WORK REQUIRED:
Consider the data that follows and state how many lines contain the string "panel", using the number alone.

STORED ROWS:

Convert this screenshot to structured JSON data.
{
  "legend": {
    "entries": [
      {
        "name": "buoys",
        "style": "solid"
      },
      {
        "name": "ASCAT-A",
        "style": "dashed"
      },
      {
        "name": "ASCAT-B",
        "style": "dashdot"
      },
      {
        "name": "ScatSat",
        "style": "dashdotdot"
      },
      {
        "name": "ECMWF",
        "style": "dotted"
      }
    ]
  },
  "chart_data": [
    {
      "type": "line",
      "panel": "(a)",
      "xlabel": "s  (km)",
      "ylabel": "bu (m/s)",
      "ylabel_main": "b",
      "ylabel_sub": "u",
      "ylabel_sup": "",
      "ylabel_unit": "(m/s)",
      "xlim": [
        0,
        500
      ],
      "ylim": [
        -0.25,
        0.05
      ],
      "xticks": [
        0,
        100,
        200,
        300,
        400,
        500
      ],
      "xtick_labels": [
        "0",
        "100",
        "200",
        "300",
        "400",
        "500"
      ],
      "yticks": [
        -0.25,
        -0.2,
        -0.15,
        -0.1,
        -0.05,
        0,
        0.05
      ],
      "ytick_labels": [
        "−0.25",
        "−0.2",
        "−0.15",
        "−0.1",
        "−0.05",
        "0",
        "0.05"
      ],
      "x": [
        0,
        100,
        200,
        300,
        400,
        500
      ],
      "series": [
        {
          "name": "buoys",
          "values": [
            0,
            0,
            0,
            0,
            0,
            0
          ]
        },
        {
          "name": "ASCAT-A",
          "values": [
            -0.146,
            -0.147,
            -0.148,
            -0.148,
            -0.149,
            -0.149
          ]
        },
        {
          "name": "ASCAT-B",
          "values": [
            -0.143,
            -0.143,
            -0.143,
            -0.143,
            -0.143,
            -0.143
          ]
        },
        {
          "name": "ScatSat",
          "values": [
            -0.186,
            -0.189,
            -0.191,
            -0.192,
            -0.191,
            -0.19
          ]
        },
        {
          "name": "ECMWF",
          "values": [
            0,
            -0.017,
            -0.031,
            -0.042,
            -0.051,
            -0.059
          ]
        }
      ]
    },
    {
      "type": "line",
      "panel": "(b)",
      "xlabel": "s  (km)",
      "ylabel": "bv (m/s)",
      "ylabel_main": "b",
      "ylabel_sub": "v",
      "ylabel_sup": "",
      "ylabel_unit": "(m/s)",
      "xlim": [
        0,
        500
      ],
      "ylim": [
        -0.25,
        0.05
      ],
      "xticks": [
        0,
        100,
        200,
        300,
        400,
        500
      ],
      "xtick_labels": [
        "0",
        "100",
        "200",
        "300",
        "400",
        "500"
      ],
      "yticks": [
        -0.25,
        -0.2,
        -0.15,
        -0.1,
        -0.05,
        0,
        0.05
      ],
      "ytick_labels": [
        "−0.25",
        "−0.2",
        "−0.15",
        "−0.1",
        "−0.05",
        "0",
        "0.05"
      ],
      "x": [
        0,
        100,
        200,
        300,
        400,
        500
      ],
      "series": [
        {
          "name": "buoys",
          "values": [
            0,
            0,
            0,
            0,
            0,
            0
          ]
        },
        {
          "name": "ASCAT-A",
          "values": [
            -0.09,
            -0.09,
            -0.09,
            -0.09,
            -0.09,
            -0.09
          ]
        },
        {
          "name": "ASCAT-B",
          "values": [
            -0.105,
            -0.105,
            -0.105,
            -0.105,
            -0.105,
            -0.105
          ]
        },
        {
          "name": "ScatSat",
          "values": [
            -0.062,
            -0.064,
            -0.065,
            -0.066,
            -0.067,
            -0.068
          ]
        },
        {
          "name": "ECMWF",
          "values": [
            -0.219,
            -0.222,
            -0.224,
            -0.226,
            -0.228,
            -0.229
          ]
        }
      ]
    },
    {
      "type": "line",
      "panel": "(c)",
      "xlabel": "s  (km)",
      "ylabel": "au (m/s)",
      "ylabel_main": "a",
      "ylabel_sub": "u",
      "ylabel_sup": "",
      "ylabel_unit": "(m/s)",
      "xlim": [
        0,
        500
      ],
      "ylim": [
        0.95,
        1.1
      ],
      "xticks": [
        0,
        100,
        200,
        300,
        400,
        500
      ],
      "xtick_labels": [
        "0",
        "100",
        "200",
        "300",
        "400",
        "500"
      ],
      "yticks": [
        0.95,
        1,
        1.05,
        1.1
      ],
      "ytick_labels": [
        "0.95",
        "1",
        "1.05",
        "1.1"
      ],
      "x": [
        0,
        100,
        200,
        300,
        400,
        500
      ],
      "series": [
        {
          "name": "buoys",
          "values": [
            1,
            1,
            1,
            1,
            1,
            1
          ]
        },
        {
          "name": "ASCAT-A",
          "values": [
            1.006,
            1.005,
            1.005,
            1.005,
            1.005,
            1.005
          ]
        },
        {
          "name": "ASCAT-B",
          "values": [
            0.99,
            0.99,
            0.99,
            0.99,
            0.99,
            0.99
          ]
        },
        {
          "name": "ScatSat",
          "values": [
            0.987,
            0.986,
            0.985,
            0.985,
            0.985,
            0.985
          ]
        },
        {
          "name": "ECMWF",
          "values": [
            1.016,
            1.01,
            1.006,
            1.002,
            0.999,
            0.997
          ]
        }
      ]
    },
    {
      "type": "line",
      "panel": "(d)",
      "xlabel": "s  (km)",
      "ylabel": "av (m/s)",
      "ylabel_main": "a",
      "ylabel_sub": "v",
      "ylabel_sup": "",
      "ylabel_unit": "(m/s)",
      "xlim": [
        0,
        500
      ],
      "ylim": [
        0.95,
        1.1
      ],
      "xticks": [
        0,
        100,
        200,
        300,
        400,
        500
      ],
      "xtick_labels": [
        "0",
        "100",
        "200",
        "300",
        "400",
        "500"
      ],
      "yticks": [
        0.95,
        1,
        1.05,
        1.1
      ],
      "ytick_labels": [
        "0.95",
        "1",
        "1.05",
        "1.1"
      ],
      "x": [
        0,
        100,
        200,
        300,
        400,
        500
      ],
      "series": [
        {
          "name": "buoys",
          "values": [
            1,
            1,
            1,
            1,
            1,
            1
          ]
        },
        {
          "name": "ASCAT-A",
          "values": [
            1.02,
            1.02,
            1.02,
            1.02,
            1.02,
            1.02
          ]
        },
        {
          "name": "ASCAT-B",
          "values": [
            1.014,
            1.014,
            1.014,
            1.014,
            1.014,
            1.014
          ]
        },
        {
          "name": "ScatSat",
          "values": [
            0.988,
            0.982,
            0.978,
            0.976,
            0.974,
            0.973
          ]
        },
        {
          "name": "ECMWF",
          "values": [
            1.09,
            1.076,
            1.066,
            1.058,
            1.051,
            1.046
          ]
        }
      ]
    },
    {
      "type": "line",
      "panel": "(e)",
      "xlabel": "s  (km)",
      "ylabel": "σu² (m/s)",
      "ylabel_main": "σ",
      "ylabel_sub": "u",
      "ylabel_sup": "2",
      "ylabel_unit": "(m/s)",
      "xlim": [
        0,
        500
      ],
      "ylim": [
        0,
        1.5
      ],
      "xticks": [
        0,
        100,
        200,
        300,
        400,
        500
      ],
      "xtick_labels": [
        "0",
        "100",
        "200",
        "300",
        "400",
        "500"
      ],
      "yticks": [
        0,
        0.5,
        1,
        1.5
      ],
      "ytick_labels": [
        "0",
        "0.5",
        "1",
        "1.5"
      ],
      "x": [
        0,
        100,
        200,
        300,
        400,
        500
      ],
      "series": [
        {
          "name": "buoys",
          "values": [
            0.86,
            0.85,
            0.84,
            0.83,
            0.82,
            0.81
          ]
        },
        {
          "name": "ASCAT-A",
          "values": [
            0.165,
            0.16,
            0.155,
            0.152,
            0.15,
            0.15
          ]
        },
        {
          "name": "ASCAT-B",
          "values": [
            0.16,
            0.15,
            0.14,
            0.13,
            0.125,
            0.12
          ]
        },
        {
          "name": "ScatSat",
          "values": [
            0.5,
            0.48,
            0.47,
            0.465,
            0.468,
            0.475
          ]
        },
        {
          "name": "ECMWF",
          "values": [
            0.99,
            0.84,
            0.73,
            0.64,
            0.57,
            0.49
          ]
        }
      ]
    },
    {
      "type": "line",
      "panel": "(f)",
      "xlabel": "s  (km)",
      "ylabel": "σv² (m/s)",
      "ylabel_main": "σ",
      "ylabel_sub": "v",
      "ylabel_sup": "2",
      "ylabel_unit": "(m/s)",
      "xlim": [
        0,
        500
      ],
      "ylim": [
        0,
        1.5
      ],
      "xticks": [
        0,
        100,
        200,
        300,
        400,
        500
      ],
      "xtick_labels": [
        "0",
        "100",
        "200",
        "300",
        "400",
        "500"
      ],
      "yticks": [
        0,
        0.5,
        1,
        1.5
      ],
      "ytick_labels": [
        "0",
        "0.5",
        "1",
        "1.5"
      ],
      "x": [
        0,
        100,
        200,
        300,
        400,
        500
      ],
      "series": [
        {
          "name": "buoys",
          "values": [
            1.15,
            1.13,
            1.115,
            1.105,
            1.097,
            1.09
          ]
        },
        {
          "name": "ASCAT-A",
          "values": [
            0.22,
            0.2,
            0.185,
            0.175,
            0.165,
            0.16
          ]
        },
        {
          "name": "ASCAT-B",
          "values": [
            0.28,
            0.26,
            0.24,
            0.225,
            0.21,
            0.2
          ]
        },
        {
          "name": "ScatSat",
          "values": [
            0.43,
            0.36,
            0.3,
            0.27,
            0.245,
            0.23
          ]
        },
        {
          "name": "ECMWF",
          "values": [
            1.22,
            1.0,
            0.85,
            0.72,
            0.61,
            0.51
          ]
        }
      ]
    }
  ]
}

THE RESULT:
6